►
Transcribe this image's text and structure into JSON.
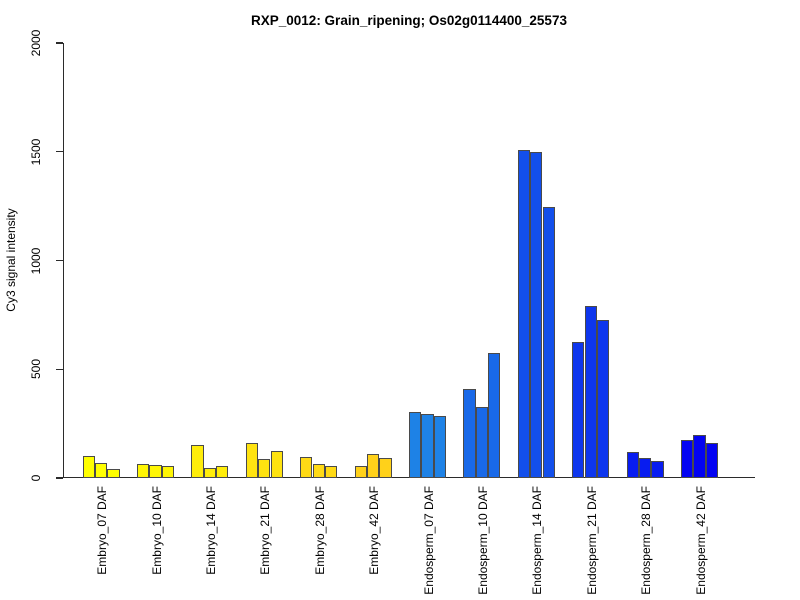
{
  "chart_data": {
    "type": "bar",
    "title": "RXP_0012: Grain_ripening; Os02g0114400_25573",
    "ylabel": "Cy3 signal intensity",
    "xlabel": "",
    "ylim": [
      0,
      2000
    ],
    "yticks": [
      0,
      500,
      1000,
      1500,
      2000
    ],
    "grid": false,
    "legend_position": "none",
    "bars_per_group": 3,
    "axis_color": "#2b2b2b",
    "bar_border_color": "#4a4a4a",
    "background_color": "#ffffff",
    "categories": [
      "Embryo_07 DAF",
      "Embryo_10 DAF",
      "Embryo_14 DAF",
      "Embryo_21 DAF",
      "Embryo_28 DAF",
      "Embryo_42 DAF",
      "Endosperm_07 DAF",
      "Endosperm_10 DAF",
      "Endosperm_14 DAF",
      "Endosperm_21 DAF",
      "Endosperm_28 DAF",
      "Endosperm_42 DAF"
    ],
    "groups": [
      {
        "label": "Embryo_07 DAF",
        "color": "#FFFF00",
        "values": [
          100,
          70,
          40
        ]
      },
      {
        "label": "Embryo_10 DAF",
        "color": "#FFF605",
        "values": [
          65,
          62,
          57
        ]
      },
      {
        "label": "Embryo_14 DAF",
        "color": "#FFED0A",
        "values": [
          150,
          48,
          57
        ]
      },
      {
        "label": "Embryo_21 DAF",
        "color": "#FFE310",
        "values": [
          162,
          88,
          122
        ]
      },
      {
        "label": "Embryo_28 DAF",
        "color": "#FFDA15",
        "values": [
          98,
          65,
          55
        ]
      },
      {
        "label": "Embryo_42 DAF",
        "color": "#FFD11A",
        "values": [
          55,
          110,
          92
        ]
      },
      {
        "label": "Endosperm_07 DAF",
        "color": "#1E82E6",
        "values": [
          305,
          295,
          287
        ]
      },
      {
        "label": "Endosperm_10 DAF",
        "color": "#1969E8",
        "values": [
          408,
          325,
          575
        ]
      },
      {
        "label": "Endosperm_14 DAF",
        "color": "#134FEB",
        "values": [
          1510,
          1498,
          1245
        ]
      },
      {
        "label": "Endosperm_21 DAF",
        "color": "#0E36ED",
        "values": [
          627,
          790,
          727
        ]
      },
      {
        "label": "Endosperm_28 DAF",
        "color": "#081CF0",
        "values": [
          121,
          90,
          80
        ]
      },
      {
        "label": "Endosperm_42 DAF",
        "color": "#0303F2",
        "values": [
          176,
          200,
          162
        ]
      }
    ]
  }
}
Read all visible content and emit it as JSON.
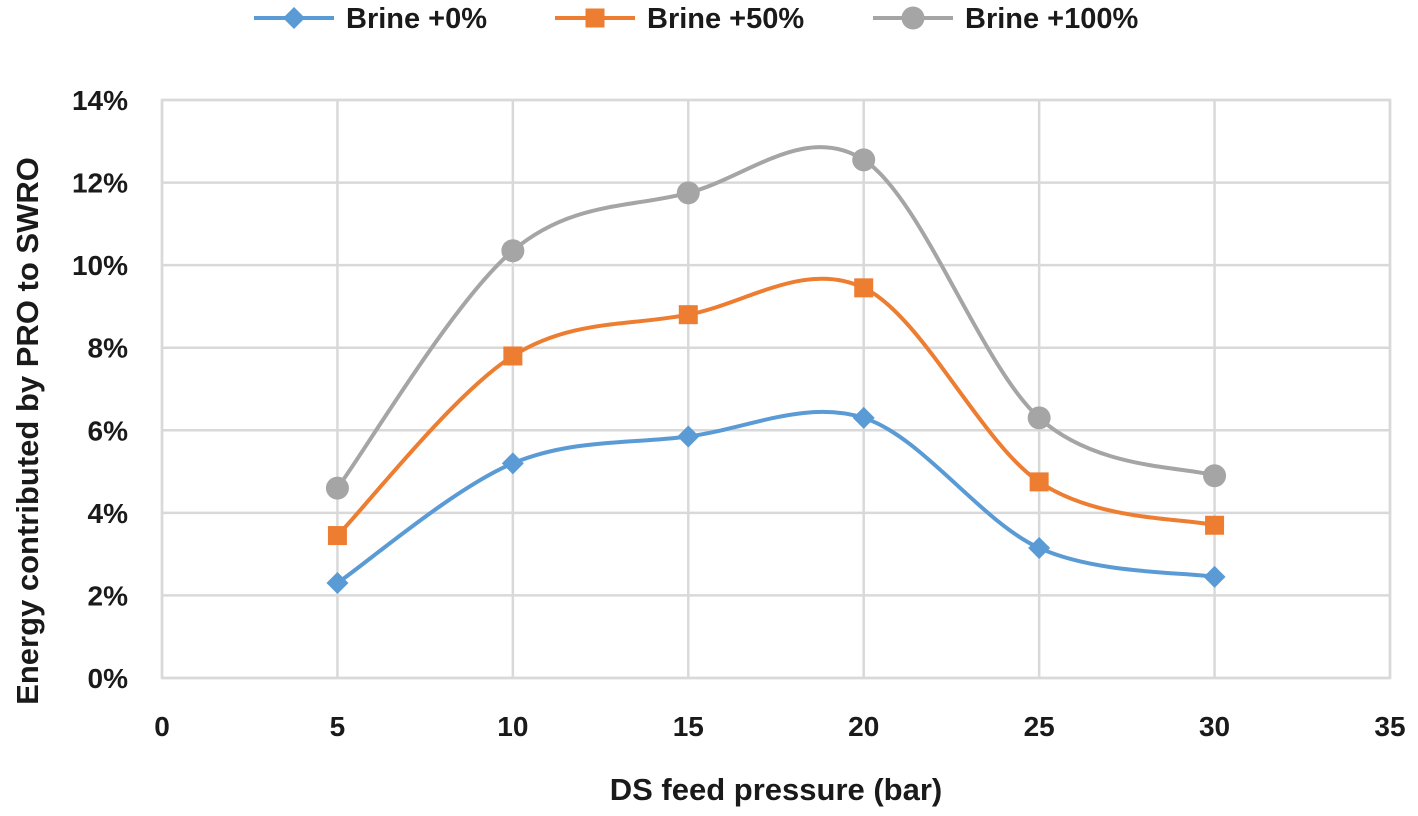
{
  "chart_data": {
    "type": "line",
    "title": "",
    "xlabel": "DS feed pressure  (bar)",
    "ylabel": "Energy contributed by PRO to SWRO",
    "xlim": [
      0,
      35
    ],
    "ylim": [
      0,
      14
    ],
    "x_ticks": [
      0,
      5,
      10,
      15,
      20,
      25,
      30,
      35
    ],
    "y_ticks": [
      0,
      2,
      4,
      6,
      8,
      10,
      12,
      14
    ],
    "x_tick_labels": [
      "0",
      "5",
      "10",
      "15",
      "20",
      "25",
      "30",
      "35"
    ],
    "y_tick_labels": [
      "0%",
      "2%",
      "4%",
      "6%",
      "8%",
      "10%",
      "12%",
      "14%"
    ],
    "grid": true,
    "smooth": true,
    "legend_position": "top",
    "series": [
      {
        "name": "Brine +0%",
        "marker": "diamond",
        "color": "#5b9bd5",
        "x": [
          5,
          10,
          15,
          20,
          25,
          30
        ],
        "values": [
          2.3,
          5.2,
          5.85,
          6.3,
          3.15,
          2.45
        ]
      },
      {
        "name": "Brine +50%",
        "marker": "square",
        "color": "#ed7d31",
        "x": [
          5,
          10,
          15,
          20,
          25,
          30
        ],
        "values": [
          3.45,
          7.8,
          8.8,
          9.45,
          4.75,
          3.7
        ]
      },
      {
        "name": "Brine +100%",
        "marker": "circle",
        "color": "#a5a5a5",
        "x": [
          5,
          10,
          15,
          20,
          25,
          30
        ],
        "values": [
          4.6,
          10.35,
          11.75,
          12.55,
          6.3,
          4.9
        ]
      }
    ]
  }
}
◄
■ Task statement:
What is the number of lines holding the word "ylabel"? State it alone.

■ Answer to this task:
2